EXCERPT TO READ
▬▬▬▬▬▬

»EPA
United States
Environmental Protection
Agency
Office of
Research and
Development
Office of Solid Waste
and Emergency
Response
EPA/540/4-89/002
March 1989
Superfund
Ground Water Issue
Accuracy of Depth to Water Measurements
Jerry T. Thornhill
The Regional Superfund Ground Water Forum is a group of
ground-waterscientists, representing EPA's Regional Superfund
Offices, organized to exchange up-to-date information related
to ground-water remediation at Superfund sites.
Accuracy of depth to water measurements is an issue identified
by the Forum as a concern of Superfund decision-makers as
they attempt to determine directions of ground-water flow,
areas of recharge or discharge, the hydraulic characteristics of
aquifers, or the effects of manmade stresses on the ground-
water system.
Perhaps the most extensive investigation into methods for
measuring water levels in wells has been conducted by the U.S.

▬▬▬▬▬▬

INFORMATION PROVIDED
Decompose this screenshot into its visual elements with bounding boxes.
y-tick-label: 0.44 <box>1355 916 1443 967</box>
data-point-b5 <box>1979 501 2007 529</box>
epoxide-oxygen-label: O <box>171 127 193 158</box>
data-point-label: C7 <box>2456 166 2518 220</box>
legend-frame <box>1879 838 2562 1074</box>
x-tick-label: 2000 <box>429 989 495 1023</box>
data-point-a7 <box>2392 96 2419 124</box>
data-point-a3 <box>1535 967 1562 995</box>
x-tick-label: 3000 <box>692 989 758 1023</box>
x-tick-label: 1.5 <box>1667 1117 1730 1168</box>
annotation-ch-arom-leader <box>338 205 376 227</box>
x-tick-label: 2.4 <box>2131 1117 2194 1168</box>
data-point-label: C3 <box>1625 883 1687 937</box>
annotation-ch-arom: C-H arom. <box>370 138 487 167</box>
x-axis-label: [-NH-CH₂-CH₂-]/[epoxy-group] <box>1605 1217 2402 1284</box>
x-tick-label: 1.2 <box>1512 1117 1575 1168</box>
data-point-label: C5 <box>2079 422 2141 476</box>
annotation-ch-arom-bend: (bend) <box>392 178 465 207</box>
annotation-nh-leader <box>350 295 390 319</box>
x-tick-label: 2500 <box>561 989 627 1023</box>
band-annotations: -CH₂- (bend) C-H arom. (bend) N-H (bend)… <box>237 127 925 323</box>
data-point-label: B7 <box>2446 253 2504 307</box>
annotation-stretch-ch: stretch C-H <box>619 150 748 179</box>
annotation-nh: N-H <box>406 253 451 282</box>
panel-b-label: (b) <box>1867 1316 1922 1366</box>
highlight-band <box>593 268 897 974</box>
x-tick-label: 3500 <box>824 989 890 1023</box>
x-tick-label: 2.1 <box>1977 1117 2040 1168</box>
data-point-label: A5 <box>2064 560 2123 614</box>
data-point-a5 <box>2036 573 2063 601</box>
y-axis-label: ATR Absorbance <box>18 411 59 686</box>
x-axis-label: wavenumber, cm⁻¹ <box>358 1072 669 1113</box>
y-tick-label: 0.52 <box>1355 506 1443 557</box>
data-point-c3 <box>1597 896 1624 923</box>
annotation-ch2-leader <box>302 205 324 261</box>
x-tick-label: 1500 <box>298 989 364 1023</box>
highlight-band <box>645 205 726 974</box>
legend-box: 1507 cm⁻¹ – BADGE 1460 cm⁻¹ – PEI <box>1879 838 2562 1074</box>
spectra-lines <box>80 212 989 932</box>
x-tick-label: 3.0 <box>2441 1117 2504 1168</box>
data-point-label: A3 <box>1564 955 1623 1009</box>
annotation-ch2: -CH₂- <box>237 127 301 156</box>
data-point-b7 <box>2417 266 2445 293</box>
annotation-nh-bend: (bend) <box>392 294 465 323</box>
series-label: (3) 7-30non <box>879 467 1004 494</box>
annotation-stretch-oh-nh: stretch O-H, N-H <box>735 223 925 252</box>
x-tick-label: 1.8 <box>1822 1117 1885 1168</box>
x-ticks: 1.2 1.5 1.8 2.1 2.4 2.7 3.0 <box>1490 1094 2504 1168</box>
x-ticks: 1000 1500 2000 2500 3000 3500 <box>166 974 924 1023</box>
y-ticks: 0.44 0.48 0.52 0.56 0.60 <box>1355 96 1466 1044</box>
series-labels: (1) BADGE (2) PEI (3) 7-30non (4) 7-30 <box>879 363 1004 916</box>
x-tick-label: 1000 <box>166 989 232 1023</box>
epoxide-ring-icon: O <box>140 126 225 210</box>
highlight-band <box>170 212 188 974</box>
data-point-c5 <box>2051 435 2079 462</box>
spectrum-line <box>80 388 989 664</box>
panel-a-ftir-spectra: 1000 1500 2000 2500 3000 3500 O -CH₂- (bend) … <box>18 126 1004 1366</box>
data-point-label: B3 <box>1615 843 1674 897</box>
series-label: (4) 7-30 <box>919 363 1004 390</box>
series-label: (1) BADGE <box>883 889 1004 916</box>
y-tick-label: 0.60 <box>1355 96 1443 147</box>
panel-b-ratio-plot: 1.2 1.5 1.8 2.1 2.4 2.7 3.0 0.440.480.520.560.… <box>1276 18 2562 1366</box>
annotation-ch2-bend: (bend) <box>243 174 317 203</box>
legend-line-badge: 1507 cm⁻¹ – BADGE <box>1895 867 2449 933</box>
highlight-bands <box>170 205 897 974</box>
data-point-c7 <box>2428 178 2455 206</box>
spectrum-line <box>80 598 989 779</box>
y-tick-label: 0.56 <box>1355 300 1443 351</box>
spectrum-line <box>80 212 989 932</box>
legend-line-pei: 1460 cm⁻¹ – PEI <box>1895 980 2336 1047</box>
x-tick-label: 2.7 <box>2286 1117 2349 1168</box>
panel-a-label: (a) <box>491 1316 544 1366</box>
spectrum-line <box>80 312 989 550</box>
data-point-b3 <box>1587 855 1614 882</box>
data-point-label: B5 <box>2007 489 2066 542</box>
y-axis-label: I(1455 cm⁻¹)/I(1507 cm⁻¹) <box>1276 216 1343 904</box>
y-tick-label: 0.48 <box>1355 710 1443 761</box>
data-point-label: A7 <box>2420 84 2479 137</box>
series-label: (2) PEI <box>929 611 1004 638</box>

▬▬▬▬▬▬

REQUIRED TASK A
Using the text on depth to water measurements, answer each question:
(i) In what month and year was it issued?
(ii) Who is named as its author?
(iii) Which group identified the accuracy of depth to water measurements as a concern of Superfund decision-makers?
REQUIRED TASK B
From the text on depth to water measurements, transcribe the part that opens with the words containing "Accuracy of depth to water measurements is" and closes with "by the U.S.".

FINAL RESULT A
(i) March 1989
(ii) Jerry T. Thornhill
(iii) The Regional Superfund Ground Water Forum

FINAL RESULT B
Accuracy of depth to water measurements is an issue identified
by the Forum as a concern of Superfund decision-makers as
they attempt to determine directions of ground-water flow,
areas of recharge or discharge, the hydraulic characteristics of
aquifers, or the effects of manmade stresses on the ground-
water system.
Perhaps the most extensive investigation into methods for
measuring water levels in wells has been conducted by the U.S.